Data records
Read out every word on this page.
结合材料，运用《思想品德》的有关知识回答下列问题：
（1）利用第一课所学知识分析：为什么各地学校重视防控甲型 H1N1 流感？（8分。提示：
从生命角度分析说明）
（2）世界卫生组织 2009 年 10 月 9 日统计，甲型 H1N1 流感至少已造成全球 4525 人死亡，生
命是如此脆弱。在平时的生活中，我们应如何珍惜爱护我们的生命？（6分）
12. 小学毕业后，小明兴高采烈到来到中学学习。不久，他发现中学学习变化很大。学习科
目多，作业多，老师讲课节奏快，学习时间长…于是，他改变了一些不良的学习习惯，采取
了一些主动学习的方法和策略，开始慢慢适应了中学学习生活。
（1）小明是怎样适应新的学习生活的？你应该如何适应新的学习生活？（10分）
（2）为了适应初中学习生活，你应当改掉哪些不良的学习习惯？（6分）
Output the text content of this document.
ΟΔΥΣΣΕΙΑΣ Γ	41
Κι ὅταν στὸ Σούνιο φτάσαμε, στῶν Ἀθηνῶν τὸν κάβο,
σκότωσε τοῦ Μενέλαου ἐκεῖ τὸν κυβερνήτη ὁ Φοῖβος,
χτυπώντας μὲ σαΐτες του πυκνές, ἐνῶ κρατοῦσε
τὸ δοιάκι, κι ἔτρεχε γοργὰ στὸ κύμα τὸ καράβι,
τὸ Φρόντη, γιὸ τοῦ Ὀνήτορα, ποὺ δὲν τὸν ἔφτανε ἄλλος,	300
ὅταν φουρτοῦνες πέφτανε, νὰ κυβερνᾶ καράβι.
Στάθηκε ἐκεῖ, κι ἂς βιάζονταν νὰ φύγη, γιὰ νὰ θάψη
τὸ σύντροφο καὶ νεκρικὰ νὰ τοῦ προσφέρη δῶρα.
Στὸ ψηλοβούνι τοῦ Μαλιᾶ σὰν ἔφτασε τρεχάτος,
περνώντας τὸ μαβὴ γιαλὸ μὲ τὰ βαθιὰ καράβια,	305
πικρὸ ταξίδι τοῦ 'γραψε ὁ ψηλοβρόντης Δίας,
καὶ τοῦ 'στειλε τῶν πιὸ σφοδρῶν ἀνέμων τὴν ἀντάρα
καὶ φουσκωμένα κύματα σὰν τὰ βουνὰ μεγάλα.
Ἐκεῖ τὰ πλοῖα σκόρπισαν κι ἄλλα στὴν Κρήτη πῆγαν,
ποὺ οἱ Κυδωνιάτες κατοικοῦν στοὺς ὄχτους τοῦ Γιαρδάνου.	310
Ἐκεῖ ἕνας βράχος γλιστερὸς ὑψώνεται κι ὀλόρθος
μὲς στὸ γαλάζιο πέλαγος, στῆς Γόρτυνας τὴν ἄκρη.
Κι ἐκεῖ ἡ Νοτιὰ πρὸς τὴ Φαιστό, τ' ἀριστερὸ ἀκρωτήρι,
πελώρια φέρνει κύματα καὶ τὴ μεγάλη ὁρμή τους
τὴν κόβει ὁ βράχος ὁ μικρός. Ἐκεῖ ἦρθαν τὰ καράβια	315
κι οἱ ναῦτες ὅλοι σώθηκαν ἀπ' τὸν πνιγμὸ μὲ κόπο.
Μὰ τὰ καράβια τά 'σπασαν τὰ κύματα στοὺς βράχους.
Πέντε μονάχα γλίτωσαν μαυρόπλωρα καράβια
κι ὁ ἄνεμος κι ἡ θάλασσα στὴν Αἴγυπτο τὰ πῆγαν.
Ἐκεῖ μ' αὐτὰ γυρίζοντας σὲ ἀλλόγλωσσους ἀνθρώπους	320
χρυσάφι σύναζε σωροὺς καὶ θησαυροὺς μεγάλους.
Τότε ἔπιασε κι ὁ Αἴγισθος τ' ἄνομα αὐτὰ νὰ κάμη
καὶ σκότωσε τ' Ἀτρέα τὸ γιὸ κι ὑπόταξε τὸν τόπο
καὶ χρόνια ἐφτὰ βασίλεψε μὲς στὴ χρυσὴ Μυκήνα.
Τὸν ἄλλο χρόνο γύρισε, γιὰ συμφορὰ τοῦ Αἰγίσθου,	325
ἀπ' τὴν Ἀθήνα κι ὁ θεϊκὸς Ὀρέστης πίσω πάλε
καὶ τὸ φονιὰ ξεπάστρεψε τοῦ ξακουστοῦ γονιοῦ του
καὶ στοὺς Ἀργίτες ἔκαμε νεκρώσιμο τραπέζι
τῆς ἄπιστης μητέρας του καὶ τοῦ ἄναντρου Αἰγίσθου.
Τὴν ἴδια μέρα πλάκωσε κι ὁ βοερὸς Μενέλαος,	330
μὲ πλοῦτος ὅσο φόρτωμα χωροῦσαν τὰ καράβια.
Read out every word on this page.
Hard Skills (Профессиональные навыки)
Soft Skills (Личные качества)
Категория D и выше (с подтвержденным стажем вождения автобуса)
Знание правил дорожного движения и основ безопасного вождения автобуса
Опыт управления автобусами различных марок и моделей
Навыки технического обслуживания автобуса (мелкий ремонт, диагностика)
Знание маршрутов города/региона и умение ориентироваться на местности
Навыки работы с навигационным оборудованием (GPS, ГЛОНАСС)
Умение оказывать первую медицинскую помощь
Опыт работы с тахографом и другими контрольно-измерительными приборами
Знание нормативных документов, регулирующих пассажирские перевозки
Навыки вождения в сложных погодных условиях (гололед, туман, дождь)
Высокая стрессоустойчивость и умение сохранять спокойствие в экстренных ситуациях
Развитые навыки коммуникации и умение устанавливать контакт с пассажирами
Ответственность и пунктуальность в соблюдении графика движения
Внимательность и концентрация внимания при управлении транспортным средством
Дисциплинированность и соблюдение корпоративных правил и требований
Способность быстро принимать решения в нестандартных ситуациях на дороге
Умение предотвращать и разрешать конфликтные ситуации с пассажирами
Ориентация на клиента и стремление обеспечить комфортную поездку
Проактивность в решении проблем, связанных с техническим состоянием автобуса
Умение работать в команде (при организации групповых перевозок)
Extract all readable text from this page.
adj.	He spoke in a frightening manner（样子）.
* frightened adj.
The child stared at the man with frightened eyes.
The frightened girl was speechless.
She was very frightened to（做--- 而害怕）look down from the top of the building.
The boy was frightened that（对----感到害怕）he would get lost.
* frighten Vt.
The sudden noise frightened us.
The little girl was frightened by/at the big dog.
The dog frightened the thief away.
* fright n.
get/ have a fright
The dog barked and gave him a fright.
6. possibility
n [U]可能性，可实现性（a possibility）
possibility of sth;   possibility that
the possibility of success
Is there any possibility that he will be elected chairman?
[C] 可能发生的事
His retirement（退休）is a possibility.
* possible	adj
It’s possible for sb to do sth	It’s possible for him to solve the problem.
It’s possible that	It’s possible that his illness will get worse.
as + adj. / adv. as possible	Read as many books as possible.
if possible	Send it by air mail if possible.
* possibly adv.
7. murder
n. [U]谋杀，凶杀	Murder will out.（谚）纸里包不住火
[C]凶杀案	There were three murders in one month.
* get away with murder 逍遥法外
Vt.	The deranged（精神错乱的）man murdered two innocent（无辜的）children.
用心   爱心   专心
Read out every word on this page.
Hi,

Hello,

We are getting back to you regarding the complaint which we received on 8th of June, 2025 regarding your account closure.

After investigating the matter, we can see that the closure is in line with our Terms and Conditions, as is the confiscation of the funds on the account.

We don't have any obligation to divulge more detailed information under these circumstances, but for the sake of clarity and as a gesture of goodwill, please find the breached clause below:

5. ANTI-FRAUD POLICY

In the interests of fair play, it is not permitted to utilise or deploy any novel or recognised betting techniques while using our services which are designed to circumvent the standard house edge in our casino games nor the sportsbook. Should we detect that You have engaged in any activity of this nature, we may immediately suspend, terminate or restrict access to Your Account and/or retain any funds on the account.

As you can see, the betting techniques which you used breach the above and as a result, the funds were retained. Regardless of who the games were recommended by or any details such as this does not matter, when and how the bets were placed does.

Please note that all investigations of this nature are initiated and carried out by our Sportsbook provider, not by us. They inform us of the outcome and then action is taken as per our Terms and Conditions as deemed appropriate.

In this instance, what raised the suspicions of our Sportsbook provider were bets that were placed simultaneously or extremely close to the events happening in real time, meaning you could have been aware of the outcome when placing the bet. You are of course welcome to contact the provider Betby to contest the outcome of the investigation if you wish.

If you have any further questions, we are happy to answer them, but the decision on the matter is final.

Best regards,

▸ Given request
Lines from the records above that hold "Terms" are the ones to list.

▸ Correct result
After investigating the matter, we can see that the closure is in line with our Terms and Conditions, as is the confiscation of the funds on the account.
Please note that all investigations of this nature are initiated and carried out by our Sportsbook provider, not by us. They inform us of the outcome and then action is taken as per our Terms and Conditions as deemed appropriate.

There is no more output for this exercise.